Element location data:
▼▼▼
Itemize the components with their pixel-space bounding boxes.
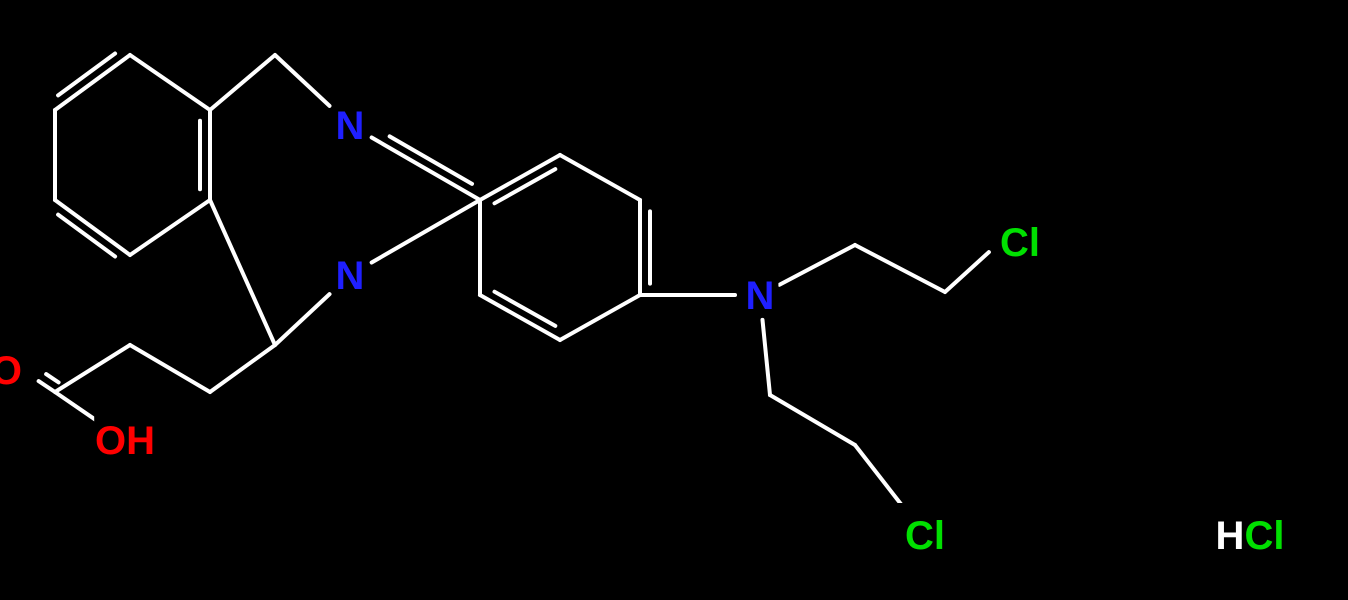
atom-label: Cl [1000,221,1040,265]
bond [560,295,640,340]
bond [275,55,330,106]
atom-label: OH [95,419,155,463]
bond [855,445,908,513]
bond [372,137,480,200]
bond [480,155,560,200]
bond [275,294,330,345]
atom-label: N [336,104,365,148]
atom-label: N [336,254,365,298]
bond [480,295,560,340]
bond [762,320,770,395]
bond [130,55,210,110]
bond [770,395,855,445]
bond [55,345,130,392]
bond [560,155,640,200]
atom-label: N [746,274,775,318]
bond [130,345,210,392]
atom-label: Cl [905,514,945,558]
bond [130,200,210,255]
bond [210,55,275,110]
bond [39,381,55,392]
bond [372,200,480,263]
bond [945,252,989,292]
bond [210,200,275,345]
bond [390,136,472,184]
bond [210,345,275,392]
bond [46,374,58,382]
bond [779,245,855,285]
atom-label: O [0,349,22,393]
hcl-label: HCl [1216,514,1285,558]
bond [55,200,130,255]
bond [55,55,130,110]
molecule-diagram: N N O OH N Cl Cl HCl [0,0,1348,600]
bond [855,245,945,292]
▲▲▲
= EXERCISE INSTRUCTIONS =
Reproduce every line of the items above without changing a character, but leave out the pictures.

= EXERCISE RESPONSE =
Itemize the components with their pixel-space bounding boxes.
atom-label: Cl [1000,221,1040,265]
bond [560,295,640,340]
bond [275,55,330,106]
atom-label: OH [95,419,155,463]
bond [855,445,908,513]
bond [372,137,480,200]
bond [480,155,560,200]
bond [275,294,330,345]
atom-label: N [336,104,365,148]
atom-label: N [336,254,365,298]
bond [480,295,560,340]
bond [762,320,770,395]
bond [130,55,210,110]
bond [770,395,855,445]
bond [55,345,130,392]
bond [560,155,640,200]
atom-label: N [746,274,775,318]
bond [130,345,210,392]
atom-label: Cl [905,514,945,558]
bond [130,200,210,255]
bond [210,55,275,110]
bond [39,381,55,392]
bond [372,200,480,263]
bond [945,252,989,292]
bond [210,200,275,345]
bond [390,136,472,184]
bond [210,345,275,392]
bond [46,374,58,382]
bond [779,245,855,285]
atom-label: O [0,349,22,393]
hcl-label: HCl [1216,514,1285,558]
bond [55,200,130,255]
bond [55,55,130,110]
molecule-diagram: N N O OH N Cl Cl HCl [0,0,1348,600]
bond [855,245,945,292]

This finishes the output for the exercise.